### EXERCISE BRIEF
Locate each line in the records containing "text". Copy it.

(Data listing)
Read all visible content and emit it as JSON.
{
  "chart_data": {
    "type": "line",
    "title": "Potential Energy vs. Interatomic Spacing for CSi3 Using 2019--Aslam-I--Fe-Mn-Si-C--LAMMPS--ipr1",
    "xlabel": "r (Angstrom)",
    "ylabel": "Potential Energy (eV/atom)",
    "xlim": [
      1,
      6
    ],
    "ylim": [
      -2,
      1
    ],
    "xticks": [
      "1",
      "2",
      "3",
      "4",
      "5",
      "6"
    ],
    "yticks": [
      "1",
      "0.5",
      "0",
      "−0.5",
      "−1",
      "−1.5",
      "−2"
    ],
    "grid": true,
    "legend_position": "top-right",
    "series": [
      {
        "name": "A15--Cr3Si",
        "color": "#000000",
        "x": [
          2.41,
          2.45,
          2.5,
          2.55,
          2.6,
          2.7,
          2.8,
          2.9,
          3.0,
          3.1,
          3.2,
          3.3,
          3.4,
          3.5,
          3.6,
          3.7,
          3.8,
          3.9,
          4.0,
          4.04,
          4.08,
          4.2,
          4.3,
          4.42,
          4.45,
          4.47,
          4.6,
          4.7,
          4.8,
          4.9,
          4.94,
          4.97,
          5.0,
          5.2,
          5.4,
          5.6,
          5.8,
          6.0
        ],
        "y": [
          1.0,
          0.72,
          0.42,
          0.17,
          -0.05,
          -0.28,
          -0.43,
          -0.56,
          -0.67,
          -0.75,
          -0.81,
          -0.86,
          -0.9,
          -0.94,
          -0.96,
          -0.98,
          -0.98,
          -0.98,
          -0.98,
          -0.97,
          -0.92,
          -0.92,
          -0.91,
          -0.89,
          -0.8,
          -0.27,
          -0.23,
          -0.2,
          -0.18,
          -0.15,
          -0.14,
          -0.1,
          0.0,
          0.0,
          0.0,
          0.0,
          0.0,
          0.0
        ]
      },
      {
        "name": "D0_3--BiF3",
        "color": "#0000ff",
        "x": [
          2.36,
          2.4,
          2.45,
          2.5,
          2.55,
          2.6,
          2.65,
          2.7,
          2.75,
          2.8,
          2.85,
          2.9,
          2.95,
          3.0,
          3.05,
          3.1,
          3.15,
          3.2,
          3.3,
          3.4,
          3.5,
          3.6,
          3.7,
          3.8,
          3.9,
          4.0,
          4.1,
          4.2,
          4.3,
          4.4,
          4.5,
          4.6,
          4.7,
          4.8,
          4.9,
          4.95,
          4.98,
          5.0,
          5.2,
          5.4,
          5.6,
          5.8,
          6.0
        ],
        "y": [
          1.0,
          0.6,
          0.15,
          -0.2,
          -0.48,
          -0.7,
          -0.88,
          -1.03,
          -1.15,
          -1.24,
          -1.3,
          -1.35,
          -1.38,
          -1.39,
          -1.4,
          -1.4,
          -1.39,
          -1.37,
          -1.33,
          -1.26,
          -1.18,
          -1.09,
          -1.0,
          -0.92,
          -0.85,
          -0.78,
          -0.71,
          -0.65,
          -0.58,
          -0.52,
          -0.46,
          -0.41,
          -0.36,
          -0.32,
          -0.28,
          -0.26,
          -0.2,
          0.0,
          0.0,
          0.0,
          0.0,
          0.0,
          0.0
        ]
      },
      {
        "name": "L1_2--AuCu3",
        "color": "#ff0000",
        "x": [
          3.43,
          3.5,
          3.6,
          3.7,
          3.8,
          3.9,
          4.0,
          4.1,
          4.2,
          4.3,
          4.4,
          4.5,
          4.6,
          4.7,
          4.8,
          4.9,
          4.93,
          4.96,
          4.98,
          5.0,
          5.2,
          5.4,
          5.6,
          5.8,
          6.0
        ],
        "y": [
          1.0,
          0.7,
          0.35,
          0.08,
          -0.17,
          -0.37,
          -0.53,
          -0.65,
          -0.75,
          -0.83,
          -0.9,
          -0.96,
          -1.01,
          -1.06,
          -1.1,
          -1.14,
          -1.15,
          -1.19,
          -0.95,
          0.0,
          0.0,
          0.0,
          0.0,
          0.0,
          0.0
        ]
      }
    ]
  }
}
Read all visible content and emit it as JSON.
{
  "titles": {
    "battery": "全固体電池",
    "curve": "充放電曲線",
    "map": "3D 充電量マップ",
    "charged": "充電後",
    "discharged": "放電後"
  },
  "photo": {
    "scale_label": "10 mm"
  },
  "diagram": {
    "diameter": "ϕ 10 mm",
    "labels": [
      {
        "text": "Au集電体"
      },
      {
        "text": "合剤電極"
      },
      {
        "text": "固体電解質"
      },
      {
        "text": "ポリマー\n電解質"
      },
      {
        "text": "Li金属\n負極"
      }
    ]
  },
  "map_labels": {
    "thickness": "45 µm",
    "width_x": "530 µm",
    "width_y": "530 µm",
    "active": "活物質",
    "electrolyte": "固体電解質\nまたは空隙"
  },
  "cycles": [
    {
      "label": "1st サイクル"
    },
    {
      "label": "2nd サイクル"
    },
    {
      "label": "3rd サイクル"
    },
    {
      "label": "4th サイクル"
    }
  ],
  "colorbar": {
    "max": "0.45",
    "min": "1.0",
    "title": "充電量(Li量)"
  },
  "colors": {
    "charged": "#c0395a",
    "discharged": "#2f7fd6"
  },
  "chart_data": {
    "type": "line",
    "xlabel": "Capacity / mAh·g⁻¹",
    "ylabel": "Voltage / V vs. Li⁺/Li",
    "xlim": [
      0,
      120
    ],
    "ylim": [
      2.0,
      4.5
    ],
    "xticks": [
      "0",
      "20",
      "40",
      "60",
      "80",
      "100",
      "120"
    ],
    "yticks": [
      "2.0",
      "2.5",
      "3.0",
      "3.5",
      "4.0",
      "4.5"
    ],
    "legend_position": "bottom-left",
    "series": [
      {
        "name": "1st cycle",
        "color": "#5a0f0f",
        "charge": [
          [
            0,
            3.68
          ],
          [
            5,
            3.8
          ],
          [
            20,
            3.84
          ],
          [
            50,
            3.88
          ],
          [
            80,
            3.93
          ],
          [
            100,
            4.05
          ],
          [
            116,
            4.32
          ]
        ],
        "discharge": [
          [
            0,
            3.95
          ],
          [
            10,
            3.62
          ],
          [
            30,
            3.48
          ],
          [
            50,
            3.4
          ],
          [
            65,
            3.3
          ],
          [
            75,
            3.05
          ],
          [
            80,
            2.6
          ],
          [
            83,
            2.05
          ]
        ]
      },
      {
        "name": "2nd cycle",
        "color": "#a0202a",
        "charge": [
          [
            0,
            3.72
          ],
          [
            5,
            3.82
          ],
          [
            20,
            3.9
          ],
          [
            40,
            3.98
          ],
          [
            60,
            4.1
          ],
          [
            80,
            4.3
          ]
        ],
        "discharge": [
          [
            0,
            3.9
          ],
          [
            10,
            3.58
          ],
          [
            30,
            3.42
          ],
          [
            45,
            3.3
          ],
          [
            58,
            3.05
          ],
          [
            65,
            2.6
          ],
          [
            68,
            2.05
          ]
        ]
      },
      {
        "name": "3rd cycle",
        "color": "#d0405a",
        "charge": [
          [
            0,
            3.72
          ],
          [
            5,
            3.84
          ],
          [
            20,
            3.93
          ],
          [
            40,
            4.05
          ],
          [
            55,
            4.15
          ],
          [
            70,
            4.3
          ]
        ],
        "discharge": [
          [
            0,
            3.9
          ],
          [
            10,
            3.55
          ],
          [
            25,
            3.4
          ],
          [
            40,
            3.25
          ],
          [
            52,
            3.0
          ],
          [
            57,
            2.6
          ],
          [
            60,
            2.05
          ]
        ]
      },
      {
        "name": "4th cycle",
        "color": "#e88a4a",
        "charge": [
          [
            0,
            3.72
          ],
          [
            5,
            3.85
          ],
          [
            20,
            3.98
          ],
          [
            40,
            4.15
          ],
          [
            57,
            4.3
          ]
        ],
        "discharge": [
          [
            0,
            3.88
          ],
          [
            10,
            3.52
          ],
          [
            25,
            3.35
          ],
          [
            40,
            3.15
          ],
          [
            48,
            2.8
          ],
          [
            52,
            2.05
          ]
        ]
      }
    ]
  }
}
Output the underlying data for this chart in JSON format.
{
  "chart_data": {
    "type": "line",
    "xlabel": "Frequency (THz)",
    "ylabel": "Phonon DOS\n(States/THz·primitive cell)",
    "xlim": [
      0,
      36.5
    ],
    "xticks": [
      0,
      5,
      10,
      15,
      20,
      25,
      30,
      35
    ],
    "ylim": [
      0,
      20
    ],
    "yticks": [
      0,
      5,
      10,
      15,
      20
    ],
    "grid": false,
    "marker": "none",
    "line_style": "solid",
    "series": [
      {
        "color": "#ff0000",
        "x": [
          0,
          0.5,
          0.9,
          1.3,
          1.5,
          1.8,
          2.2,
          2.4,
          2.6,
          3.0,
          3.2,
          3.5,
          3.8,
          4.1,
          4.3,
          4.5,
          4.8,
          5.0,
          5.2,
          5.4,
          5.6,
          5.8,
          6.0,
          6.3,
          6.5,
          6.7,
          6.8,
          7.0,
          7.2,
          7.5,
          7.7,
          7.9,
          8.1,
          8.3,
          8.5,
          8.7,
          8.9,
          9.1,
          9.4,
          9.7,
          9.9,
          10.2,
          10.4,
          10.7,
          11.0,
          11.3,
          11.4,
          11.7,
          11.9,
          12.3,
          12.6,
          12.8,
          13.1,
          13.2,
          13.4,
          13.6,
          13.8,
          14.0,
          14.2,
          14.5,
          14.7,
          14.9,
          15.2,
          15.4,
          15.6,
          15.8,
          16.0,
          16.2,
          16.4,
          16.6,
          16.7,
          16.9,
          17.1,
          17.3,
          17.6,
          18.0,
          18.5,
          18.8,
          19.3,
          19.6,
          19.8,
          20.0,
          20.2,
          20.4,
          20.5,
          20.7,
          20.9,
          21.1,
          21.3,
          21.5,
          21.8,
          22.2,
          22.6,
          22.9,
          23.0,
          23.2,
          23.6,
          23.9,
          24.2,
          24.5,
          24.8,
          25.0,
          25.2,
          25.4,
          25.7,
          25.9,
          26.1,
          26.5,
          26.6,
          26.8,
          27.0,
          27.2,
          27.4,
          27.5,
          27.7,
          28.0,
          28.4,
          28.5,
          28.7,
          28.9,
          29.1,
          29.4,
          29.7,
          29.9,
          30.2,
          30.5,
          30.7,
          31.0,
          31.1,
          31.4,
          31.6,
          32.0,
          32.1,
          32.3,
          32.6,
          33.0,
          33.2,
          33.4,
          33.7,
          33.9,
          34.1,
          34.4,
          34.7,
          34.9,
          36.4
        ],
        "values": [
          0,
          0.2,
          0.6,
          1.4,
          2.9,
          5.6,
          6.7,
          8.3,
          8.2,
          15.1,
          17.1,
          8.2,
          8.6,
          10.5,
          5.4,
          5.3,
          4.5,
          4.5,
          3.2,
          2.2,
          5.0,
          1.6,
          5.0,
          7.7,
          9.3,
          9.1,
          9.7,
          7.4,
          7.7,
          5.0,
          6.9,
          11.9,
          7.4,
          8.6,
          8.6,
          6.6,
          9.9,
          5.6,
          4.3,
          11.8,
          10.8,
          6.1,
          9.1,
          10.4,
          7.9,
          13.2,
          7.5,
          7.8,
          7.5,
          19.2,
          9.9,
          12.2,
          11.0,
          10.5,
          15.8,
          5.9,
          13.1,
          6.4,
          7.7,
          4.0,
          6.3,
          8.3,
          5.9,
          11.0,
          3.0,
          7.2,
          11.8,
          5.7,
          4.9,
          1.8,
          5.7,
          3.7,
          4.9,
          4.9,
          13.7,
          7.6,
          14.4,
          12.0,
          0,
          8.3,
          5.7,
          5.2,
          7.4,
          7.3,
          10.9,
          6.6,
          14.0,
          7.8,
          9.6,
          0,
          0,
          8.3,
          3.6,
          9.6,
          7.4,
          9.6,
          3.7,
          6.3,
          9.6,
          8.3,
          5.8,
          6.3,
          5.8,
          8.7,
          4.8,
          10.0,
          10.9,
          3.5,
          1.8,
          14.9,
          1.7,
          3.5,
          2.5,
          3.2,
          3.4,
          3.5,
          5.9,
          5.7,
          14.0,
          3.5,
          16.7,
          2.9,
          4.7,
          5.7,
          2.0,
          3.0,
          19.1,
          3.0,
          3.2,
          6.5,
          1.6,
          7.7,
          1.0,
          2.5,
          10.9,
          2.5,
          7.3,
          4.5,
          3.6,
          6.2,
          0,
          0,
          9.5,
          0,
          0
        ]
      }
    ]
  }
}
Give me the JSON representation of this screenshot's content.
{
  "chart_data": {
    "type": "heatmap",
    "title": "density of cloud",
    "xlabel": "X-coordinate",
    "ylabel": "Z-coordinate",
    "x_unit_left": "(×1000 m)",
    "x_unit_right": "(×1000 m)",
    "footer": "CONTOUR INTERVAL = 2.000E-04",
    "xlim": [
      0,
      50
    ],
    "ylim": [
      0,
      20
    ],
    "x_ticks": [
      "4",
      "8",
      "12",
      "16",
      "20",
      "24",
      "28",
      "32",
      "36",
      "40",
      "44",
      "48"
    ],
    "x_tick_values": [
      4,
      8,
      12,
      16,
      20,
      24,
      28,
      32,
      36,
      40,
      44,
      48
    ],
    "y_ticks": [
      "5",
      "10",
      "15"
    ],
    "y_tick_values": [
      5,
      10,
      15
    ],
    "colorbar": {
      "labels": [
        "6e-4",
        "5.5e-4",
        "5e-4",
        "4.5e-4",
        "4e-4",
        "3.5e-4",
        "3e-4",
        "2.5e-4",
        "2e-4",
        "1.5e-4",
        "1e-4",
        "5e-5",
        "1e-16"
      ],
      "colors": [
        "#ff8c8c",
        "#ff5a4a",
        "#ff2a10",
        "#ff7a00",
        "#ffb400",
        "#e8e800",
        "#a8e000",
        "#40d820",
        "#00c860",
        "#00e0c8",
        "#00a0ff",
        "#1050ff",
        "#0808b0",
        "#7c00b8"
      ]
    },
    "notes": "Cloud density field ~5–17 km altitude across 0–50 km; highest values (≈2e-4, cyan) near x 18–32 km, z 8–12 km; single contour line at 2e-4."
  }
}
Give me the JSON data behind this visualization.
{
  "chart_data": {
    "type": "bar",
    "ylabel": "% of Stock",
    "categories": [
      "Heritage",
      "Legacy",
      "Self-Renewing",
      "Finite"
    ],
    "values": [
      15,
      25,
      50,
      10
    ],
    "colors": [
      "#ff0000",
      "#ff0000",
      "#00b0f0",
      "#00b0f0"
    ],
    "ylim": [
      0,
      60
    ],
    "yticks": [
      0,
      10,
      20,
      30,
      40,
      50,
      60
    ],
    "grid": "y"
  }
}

### REPLY
        "text": "Au集電体"
        "text": "合剤電極"
        "text": "固体電解質"
        "text": "ポリマー\n電解質"
        "text": "Li金属\n負極"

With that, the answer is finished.